### WORK TO BE COMPLETED
Copy every row below word for word, omitting the pictures from your answer.

Raw rows:

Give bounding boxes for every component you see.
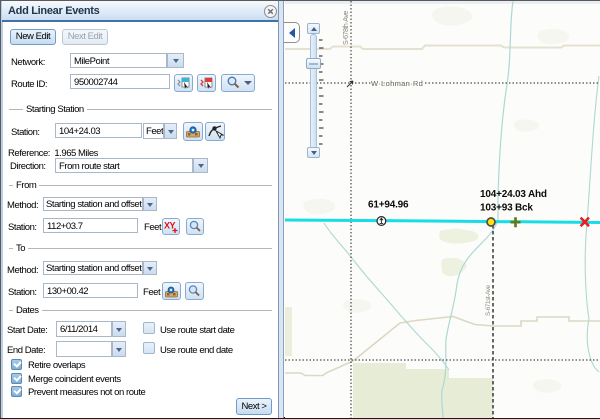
svg-text:S‐671st‐Ave: S‐671st‐Ave [485,284,492,316]
svg-text:W·Lohman·Rd: W·Lohman·Rd [371,79,423,88]
svg-text:103+93 Bck: 103+93 Bck [480,203,533,214]
svg-text:104+24.03 Ahd: 104+24.03 Ahd [480,189,547,200]
svg-text:XY: XY [164,221,176,231]
svg-text:S‐678th·Ave: S‐678th·Ave [343,11,350,45]
svg-text:61+94.96: 61+94.96 [368,200,409,211]
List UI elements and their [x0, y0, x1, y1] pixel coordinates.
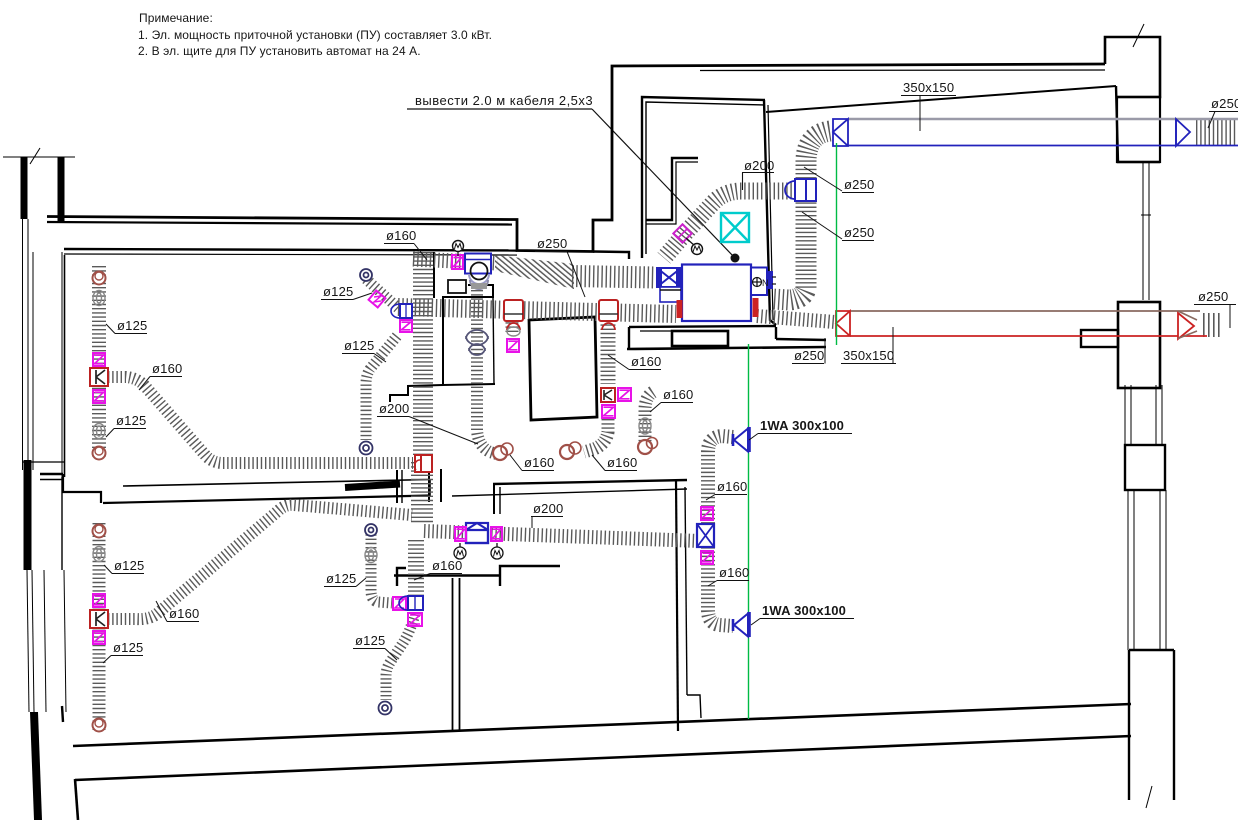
svg-text:ø125: ø125 [116, 413, 146, 428]
svg-text:ø160: ø160 [152, 361, 182, 376]
svg-text:ø160: ø160 [432, 558, 462, 573]
svg-text:ø200: ø200 [379, 401, 409, 416]
svg-text:ø125: ø125 [355, 633, 385, 648]
svg-text:ø250: ø250 [537, 236, 567, 251]
svg-text:ø250: ø250 [794, 348, 824, 363]
svg-text:ø160: ø160 [663, 387, 693, 402]
svg-text:ø160: ø160 [607, 455, 637, 470]
svg-text:ø160: ø160 [386, 228, 416, 243]
svg-text:ø125: ø125 [326, 571, 356, 586]
svg-text:ø160: ø160 [717, 479, 747, 494]
svg-text:ø160: ø160 [719, 565, 749, 580]
svg-text:ø160: ø160 [169, 606, 199, 621]
svg-text:ø200: ø200 [533, 501, 563, 516]
svg-text:350х150: 350х150 [843, 348, 894, 363]
svg-text:вывести 2.0 м кабеля 2,5х3: вывести 2.0 м кабеля 2,5х3 [415, 93, 593, 108]
svg-text:350х150: 350х150 [903, 80, 954, 95]
svg-text:1WA 300х100: 1WA 300х100 [762, 603, 846, 618]
svg-text:1. Эл. мощность приточной уста: 1. Эл. мощность приточной установки (ПУ)… [138, 28, 492, 42]
svg-text:ø160: ø160 [524, 455, 554, 470]
svg-text:ø200: ø200 [744, 158, 774, 173]
svg-text:ø125: ø125 [114, 558, 144, 573]
svg-text:Примечание:: Примечание: [139, 11, 213, 25]
svg-text:ø250: ø250 [1211, 96, 1238, 111]
svg-text:N: N [762, 278, 769, 288]
svg-text:1WA 300х100: 1WA 300х100 [760, 418, 844, 433]
svg-text:2. В эл. щите для ПУ установит: 2. В эл. щите для ПУ установить автомат … [138, 44, 421, 58]
svg-text:ø125: ø125 [113, 640, 143, 655]
svg-text:ø250: ø250 [844, 225, 874, 240]
svg-text:ø250: ø250 [1198, 289, 1228, 304]
svg-text:ø125: ø125 [344, 338, 374, 353]
svg-text:ø125: ø125 [323, 284, 353, 299]
svg-text:ø160: ø160 [631, 354, 661, 369]
svg-text:ø125: ø125 [117, 318, 147, 333]
svg-text:ø250: ø250 [844, 177, 874, 192]
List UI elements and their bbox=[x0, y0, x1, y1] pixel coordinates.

### WRITTEN REPLY
Give bounding boxes for every component you see.
svg-text:S‐671st‐Ave: S‐671st‐Ave [485,284,492,316]
svg-text:W·Lohman·Rd: W·Lohman·Rd [371,79,423,88]
svg-text:103+93 Bck: 103+93 Bck [480,203,533,214]
svg-text:104+24.03 Ahd: 104+24.03 Ahd [480,189,547,200]
svg-text:XY: XY [164,221,176,231]
svg-text:S‐678th·Ave: S‐678th·Ave [343,11,350,45]
svg-text:61+94.96: 61+94.96 [368,200,409,211]
List UI elements and their [x0, y0, x1, y1] pixel coordinates.
svg-text:ø125: ø125 [116, 413, 146, 428]
svg-text:ø160: ø160 [152, 361, 182, 376]
svg-text:ø160: ø160 [432, 558, 462, 573]
svg-text:ø200: ø200 [379, 401, 409, 416]
svg-text:ø125: ø125 [355, 633, 385, 648]
svg-text:ø250: ø250 [537, 236, 567, 251]
svg-text:ø250: ø250 [794, 348, 824, 363]
svg-text:ø160: ø160 [663, 387, 693, 402]
svg-text:ø160: ø160 [607, 455, 637, 470]
svg-text:ø160: ø160 [386, 228, 416, 243]
svg-text:ø125: ø125 [326, 571, 356, 586]
svg-text:ø160: ø160 [717, 479, 747, 494]
svg-text:ø160: ø160 [719, 565, 749, 580]
svg-text:ø160: ø160 [169, 606, 199, 621]
svg-text:ø200: ø200 [533, 501, 563, 516]
svg-text:350х150: 350х150 [843, 348, 894, 363]
svg-text:вывести 2.0 м кабеля 2,5х3: вывести 2.0 м кабеля 2,5х3 [415, 93, 593, 108]
svg-text:350х150: 350х150 [903, 80, 954, 95]
svg-text:1WA 300х100: 1WA 300х100 [762, 603, 846, 618]
svg-text:1. Эл. мощность приточной уста: 1. Эл. мощность приточной установки (ПУ)… [138, 28, 492, 42]
svg-text:ø160: ø160 [524, 455, 554, 470]
svg-text:ø200: ø200 [744, 158, 774, 173]
svg-text:ø125: ø125 [114, 558, 144, 573]
svg-text:Примечание:: Примечание: [139, 11, 213, 25]
svg-text:ø250: ø250 [1211, 96, 1238, 111]
svg-text:N: N [762, 278, 769, 288]
svg-text:1WA 300х100: 1WA 300х100 [760, 418, 844, 433]
svg-text:2. В эл. щите для ПУ установит: 2. В эл. щите для ПУ установить автомат … [138, 44, 421, 58]
svg-text:ø125: ø125 [113, 640, 143, 655]
svg-text:ø250: ø250 [844, 225, 874, 240]
svg-text:ø250: ø250 [1198, 289, 1228, 304]
svg-text:ø125: ø125 [344, 338, 374, 353]
svg-text:ø125: ø125 [323, 284, 353, 299]
svg-text:ø160: ø160 [631, 354, 661, 369]
svg-text:ø125: ø125 [117, 318, 147, 333]
svg-text:ø250: ø250 [844, 177, 874, 192]
List UI elements and their bbox=[x0, y0, x1, y1] pixel coordinates.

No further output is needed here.